### What to produce:
Print the listing in its entirety and exactly, leaving out images.

────────────────

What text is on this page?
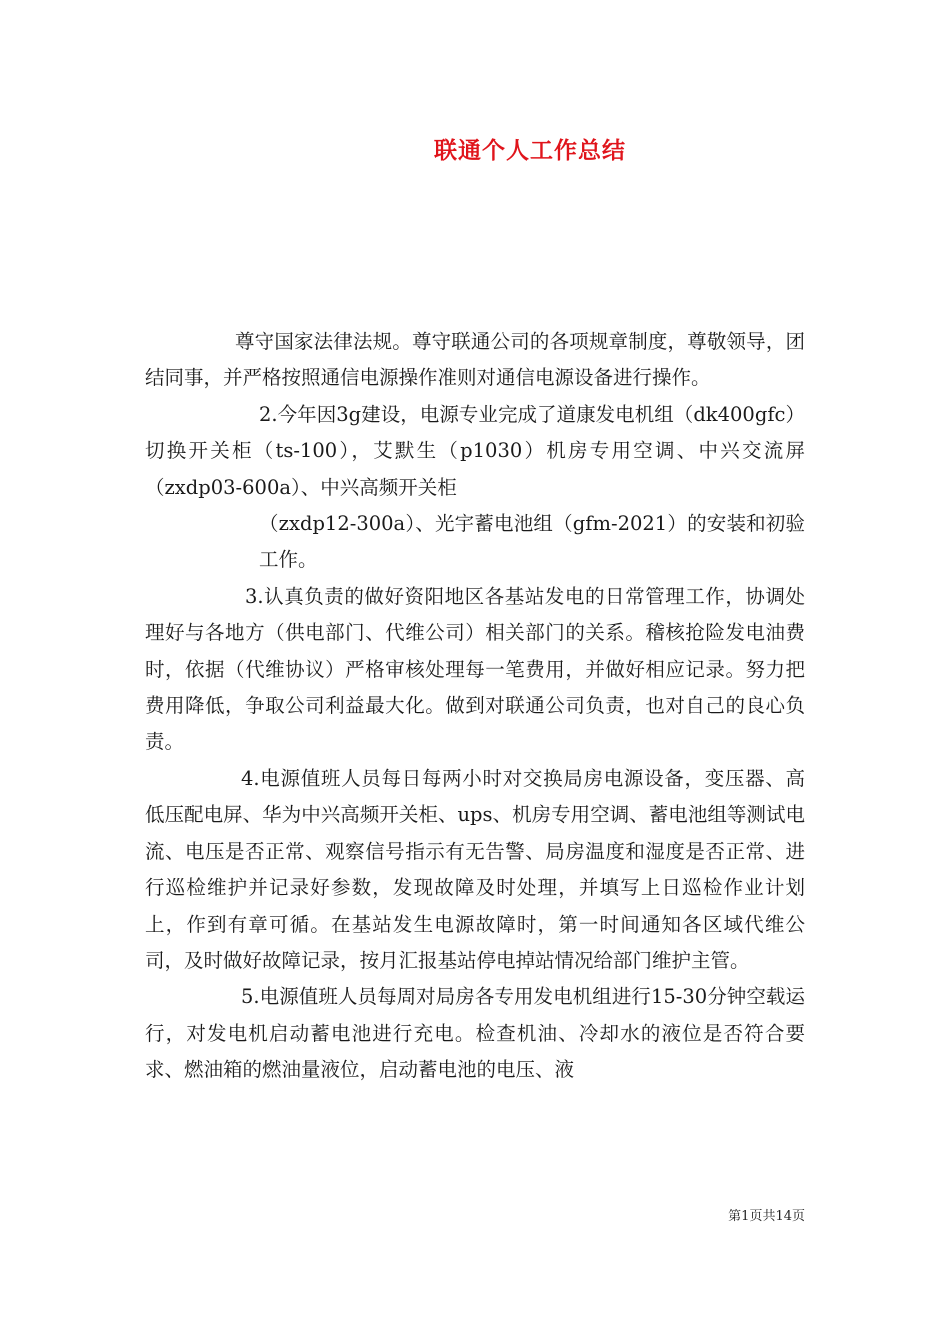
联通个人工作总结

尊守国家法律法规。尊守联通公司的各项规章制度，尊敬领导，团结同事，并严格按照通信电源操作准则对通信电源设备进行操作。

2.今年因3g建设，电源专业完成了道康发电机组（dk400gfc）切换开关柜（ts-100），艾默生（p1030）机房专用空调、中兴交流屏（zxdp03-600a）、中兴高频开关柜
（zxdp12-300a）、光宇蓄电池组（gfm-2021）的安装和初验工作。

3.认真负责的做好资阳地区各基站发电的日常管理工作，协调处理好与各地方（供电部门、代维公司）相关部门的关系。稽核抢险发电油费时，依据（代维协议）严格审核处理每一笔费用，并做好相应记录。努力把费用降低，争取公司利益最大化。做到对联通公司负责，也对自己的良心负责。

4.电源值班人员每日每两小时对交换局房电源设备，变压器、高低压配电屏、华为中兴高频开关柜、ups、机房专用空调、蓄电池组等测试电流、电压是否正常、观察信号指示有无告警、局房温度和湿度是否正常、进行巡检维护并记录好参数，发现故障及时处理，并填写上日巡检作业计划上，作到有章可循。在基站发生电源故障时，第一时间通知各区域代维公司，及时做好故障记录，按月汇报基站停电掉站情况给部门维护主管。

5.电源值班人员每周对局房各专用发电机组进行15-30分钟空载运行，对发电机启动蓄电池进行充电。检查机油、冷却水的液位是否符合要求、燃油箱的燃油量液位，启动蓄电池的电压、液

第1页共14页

────────────────

### The reply:
What text is on this page?
联通个人工作总结

尊守国家法律法规。尊守联通公司的各项规章制度，尊敬领导，团结同事，并严格按照通信电源操作准则对通信电源设备进行操作。

2.今年因3g建设，电源专业完成了道康发电机组（dk400gfc）切换开关柜（ts-100），艾默生（p1030）机房专用空调、中兴交流屏（zxdp03-600a）、中兴高频开关柜
（zxdp12-300a）、光宇蓄电池组（gfm-2021）的安装和初验工作。

3.认真负责的做好资阳地区各基站发电的日常管理工作，协调处理好与各地方（供电部门、代维公司）相关部门的关系。稽核抢险发电油费时，依据（代维协议）严格审核处理每一笔费用，并做好相应记录。努力把费用降低，争取公司利益最大化。做到对联通公司负责，也对自己的良心负责。

4.电源值班人员每日每两小时对交换局房电源设备，变压器、高低压配电屏、华为中兴高频开关柜、ups、机房专用空调、蓄电池组等测试电流、电压是否正常、观察信号指示有无告警、局房温度和湿度是否正常、进行巡检维护并记录好参数，发现故障及时处理，并填写上日巡检作业计划上，作到有章可循。在基站发生电源故障时，第一时间通知各区域代维公司，及时做好故障记录，按月汇报基站停电掉站情况给部门维护主管。

5.电源值班人员每周对局房各专用发电机组进行15-30分钟空载运行，对发电机启动蓄电池进行充电。检查机油、冷却水的液位是否符合要求、燃油箱的燃油量液位，启动蓄电池的电压、液

第1页共14页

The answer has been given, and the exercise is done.